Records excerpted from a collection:
========

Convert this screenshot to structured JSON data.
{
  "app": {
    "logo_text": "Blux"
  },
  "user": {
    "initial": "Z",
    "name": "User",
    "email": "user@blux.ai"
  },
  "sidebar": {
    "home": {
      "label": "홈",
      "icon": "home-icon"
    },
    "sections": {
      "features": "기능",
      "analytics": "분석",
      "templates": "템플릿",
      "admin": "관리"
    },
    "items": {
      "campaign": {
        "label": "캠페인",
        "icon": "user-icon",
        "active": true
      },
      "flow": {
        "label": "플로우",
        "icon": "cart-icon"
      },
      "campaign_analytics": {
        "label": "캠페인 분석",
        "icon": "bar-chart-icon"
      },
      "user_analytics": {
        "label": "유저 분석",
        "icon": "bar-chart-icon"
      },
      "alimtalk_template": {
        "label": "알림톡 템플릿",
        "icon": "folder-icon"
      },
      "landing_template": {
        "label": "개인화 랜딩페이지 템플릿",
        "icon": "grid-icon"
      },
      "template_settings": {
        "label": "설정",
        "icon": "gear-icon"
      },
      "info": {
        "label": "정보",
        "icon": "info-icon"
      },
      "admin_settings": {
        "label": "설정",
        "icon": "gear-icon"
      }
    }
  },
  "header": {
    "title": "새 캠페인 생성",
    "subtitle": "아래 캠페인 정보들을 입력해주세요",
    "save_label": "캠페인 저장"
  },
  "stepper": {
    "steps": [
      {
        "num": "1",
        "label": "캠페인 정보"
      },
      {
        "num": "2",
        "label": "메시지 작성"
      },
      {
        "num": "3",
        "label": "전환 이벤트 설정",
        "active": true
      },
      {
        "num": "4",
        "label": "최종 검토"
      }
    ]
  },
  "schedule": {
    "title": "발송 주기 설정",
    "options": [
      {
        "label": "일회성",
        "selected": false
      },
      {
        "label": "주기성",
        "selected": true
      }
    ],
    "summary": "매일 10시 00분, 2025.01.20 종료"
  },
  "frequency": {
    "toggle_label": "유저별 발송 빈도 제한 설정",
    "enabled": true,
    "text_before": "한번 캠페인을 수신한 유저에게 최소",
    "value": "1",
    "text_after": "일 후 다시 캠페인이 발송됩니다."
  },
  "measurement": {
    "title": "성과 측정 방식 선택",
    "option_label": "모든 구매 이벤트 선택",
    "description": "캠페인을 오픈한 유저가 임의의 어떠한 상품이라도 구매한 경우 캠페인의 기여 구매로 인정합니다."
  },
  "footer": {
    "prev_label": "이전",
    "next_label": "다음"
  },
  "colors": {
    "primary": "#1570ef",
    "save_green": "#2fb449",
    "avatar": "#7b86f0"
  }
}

========

TASK DIRECTIONS:
From the records above, extract every entry exactly as given.

FULL ANSWER:
Convert this screenshot to structured JSON data.
{
  "app": {
    "logo_text": "Blux"
  },
  "user": {
    "initial": "Z",
    "name": "User",
    "email": "user@blux.ai"
  },
  "sidebar": {
    "home": {
      "label": "홈",
      "icon": "home-icon"
    },
    "sections": {
      "features": "기능",
      "analytics": "분석",
      "templates": "템플릿",
      "admin": "관리"
    },
    "items": {
      "campaign": {
        "label": "캠페인",
        "icon": "user-icon",
        "active": true
      },
      "flow": {
        "label": "플로우",
        "icon": "cart-icon"
      },
      "campaign_analytics": {
        "label": "캠페인 분석",
        "icon": "bar-chart-icon"
      },
      "user_analytics": {
        "label": "유저 분석",
        "icon": "bar-chart-icon"
      },
      "alimtalk_template": {
        "label": "알림톡 템플릿",
        "icon": "folder-icon"
      },
      "landing_template": {
        "label": "개인화 랜딩페이지 템플릿",
        "icon": "grid-icon"
      },
      "template_settings": {
        "label": "설정",
        "icon": "gear-icon"
      },
      "info": {
        "label": "정보",
        "icon": "info-icon"
      },
      "admin_settings": {
        "label": "설정",
        "icon": "gear-icon"
      }
    }
  },
  "header": {
    "title": "새 캠페인 생성",
    "subtitle": "아래 캠페인 정보들을 입력해주세요",
    "save_label": "캠페인 저장"
  },
  "stepper": {
    "steps": [
      {
        "num": "1",
        "label": "캠페인 정보"
      },
      {
        "num": "2",
        "label": "메시지 작성"
      },
      {
        "num": "3",
        "label": "전환 이벤트 설정",
        "active": true
      },
      {
        "num": "4",
        "label": "최종 검토"
      }
    ]
  },
  "schedule": {
    "title": "발송 주기 설정",
    "options": [
      {
        "label": "일회성",
        "selected": false
      },
      {
        "label": "주기성",
        "selected": true
      }
    ],
    "summary": "매일 10시 00분, 2025.01.20 종료"
  },
  "frequency": {
    "toggle_label": "유저별 발송 빈도 제한 설정",
    "enabled": true,
    "text_before": "한번 캠페인을 수신한 유저에게 최소",
    "value": "1",
    "text_after": "일 후 다시 캠페인이 발송됩니다."
  },
  "measurement": {
    "title": "성과 측정 방식 선택",
    "option_label": "모든 구매 이벤트 선택",
    "description": "캠페인을 오픈한 유저가 임의의 어떠한 상품이라도 구매한 경우 캠페인의 기여 구매로 인정합니다."
  },
  "footer": {
    "prev_label": "이전",
    "next_label": "다음"
  },
  "colors": {
    "primary": "#1570ef",
    "save_green": "#2fb449",
    "avatar": "#7b86f0"
  }
}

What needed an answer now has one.